_Written exercise_
Wherever a line in the data below holds "Mapper", copy that line.

-*-*-

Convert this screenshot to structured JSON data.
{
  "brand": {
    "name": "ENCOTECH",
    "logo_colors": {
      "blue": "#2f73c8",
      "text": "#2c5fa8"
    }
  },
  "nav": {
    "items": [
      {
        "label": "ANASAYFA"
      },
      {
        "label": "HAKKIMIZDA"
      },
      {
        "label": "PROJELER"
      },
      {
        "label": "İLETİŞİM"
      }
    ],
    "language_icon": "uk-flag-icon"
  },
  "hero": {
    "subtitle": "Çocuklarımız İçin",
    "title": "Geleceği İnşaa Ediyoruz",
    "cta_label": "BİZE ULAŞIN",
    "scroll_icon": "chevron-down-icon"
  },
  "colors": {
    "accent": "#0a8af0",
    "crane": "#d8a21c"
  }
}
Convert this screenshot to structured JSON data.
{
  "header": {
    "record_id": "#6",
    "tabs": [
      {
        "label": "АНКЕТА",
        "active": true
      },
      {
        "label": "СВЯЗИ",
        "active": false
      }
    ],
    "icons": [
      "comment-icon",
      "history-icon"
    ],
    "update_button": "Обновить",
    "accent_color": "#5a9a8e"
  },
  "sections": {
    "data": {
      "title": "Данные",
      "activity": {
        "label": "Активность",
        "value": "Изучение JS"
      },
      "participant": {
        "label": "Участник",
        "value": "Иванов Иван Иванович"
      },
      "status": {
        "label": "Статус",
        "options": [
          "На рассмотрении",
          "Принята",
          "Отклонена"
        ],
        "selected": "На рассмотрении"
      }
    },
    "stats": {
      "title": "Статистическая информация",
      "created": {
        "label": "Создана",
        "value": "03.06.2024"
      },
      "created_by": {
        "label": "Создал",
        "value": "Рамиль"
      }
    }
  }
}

-*-*-

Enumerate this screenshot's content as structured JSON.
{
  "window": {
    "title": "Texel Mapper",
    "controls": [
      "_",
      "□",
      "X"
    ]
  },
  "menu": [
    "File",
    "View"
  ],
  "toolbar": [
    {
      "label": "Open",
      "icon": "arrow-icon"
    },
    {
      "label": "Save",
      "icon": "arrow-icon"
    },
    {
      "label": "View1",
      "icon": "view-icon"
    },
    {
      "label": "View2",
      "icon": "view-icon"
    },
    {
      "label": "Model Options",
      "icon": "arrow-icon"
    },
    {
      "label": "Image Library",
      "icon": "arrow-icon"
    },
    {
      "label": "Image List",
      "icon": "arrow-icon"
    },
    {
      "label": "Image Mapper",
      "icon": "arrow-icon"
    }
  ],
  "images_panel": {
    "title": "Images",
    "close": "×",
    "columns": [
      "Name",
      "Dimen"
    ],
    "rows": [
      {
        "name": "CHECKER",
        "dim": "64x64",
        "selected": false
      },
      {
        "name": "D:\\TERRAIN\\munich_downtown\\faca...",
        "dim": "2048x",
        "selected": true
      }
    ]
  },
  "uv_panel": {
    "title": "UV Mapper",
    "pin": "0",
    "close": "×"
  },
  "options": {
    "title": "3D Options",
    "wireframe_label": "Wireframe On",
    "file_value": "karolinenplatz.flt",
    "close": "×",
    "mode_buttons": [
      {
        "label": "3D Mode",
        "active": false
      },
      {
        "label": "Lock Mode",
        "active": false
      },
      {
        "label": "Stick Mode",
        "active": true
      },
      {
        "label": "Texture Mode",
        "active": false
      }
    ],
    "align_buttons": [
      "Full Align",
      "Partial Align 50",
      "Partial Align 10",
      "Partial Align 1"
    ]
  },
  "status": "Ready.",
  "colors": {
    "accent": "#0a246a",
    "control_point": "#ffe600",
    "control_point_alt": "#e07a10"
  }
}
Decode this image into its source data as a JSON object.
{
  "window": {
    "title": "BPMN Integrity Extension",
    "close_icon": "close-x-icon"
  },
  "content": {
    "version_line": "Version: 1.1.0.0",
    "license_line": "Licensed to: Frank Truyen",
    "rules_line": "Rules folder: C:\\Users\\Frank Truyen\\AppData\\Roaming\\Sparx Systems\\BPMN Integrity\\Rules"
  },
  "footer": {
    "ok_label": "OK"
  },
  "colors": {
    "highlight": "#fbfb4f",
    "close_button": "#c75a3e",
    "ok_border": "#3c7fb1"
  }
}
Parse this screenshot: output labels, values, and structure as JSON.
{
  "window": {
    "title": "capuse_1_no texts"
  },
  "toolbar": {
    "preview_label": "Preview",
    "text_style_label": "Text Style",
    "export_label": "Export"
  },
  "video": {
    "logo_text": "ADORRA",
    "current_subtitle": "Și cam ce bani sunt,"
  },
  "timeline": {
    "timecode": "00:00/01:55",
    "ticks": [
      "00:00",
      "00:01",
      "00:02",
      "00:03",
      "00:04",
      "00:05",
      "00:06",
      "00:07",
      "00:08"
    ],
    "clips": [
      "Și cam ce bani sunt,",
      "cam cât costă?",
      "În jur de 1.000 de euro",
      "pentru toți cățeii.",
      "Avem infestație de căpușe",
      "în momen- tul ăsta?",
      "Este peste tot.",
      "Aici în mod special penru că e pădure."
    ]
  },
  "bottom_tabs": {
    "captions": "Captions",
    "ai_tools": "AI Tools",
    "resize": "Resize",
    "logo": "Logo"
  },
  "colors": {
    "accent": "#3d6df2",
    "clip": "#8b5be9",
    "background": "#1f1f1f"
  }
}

-*-*-

_Solution_
    "title": "Texel Mapper",
      "label": "Image Mapper",
    "title": "UV Mapper",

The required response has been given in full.